* **Brief**:
Return each entry exactly, omitting nothing.

* **Data lines**:
++++++++++
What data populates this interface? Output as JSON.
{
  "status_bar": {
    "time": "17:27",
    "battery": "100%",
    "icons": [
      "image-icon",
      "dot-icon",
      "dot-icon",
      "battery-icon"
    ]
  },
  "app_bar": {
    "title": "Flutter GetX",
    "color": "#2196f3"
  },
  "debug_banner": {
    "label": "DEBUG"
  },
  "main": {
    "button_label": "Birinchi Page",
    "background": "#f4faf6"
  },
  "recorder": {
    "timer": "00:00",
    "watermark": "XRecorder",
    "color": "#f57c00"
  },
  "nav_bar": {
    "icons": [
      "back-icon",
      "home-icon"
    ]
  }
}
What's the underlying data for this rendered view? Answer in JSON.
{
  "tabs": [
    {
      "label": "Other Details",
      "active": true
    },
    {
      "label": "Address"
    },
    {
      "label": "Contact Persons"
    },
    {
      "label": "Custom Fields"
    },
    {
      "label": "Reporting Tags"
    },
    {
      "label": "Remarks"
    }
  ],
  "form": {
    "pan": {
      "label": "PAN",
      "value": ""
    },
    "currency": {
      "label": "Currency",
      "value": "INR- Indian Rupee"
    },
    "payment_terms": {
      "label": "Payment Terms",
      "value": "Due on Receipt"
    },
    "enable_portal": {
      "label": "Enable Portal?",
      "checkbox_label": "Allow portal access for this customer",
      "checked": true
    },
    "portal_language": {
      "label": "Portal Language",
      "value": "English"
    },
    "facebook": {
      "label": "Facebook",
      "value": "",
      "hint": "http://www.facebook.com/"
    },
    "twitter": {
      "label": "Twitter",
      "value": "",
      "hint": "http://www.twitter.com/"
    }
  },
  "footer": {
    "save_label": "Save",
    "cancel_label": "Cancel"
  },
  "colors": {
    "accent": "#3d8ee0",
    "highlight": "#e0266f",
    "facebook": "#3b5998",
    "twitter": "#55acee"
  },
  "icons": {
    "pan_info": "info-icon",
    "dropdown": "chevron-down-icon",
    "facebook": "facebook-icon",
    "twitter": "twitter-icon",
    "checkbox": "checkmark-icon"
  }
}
++++++++++
* **Answer**:
What data populates this interface? Output as JSON.
{
  "status_bar": {
    "time": "17:27",
    "battery": "100%",
    "icons": [
      "image-icon",
      "dot-icon",
      "dot-icon",
      "battery-icon"
    ]
  },
  "app_bar": {
    "title": "Flutter GetX",
    "color": "#2196f3"
  },
  "debug_banner": {
    "label": "DEBUG"
  },
  "main": {
    "button_label": "Birinchi Page",
    "background": "#f4faf6"
  },
  "recorder": {
    "timer": "00:00",
    "watermark": "XRecorder",
    "color": "#f57c00"
  },
  "nav_bar": {
    "icons": [
      "back-icon",
      "home-icon"
    ]
  }
}
What's the underlying data for this rendered view? Answer in JSON.
{
  "tabs": [
    {
      "label": "Other Details",
      "active": true
    },
    {
      "label": "Address"
    },
    {
      "label": "Contact Persons"
    },
    {
      "label": "Custom Fields"
    },
    {
      "label": "Reporting Tags"
    },
    {
      "label": "Remarks"
    }
  ],
  "form": {
    "pan": {
      "label": "PAN",
      "value": ""
    },
    "currency": {
      "label": "Currency",
      "value": "INR- Indian Rupee"
    },
    "payment_terms": {
      "label": "Payment Terms",
      "value": "Due on Receipt"
    },
    "enable_portal": {
      "label": "Enable Portal?",
      "checkbox_label": "Allow portal access for this customer",
      "checked": true
    },
    "portal_language": {
      "label": "Portal Language",
      "value": "English"
    },
    "facebook": {
      "label": "Facebook",
      "value": "",
      "hint": "http://www.facebook.com/"
    },
    "twitter": {
      "label": "Twitter",
      "value": "",
      "hint": "http://www.twitter.com/"
    }
  },
  "footer": {
    "save_label": "Save",
    "cancel_label": "Cancel"
  },
  "colors": {
    "accent": "#3d8ee0",
    "highlight": "#e0266f",
    "facebook": "#3b5998",
    "twitter": "#55acee"
  },
  "icons": {
    "pan_info": "info-icon",
    "dropdown": "chevron-down-icon",
    "facebook": "facebook-icon",
    "twitter": "twitter-icon",
    "checkbox": "checkmark-icon"
  }
}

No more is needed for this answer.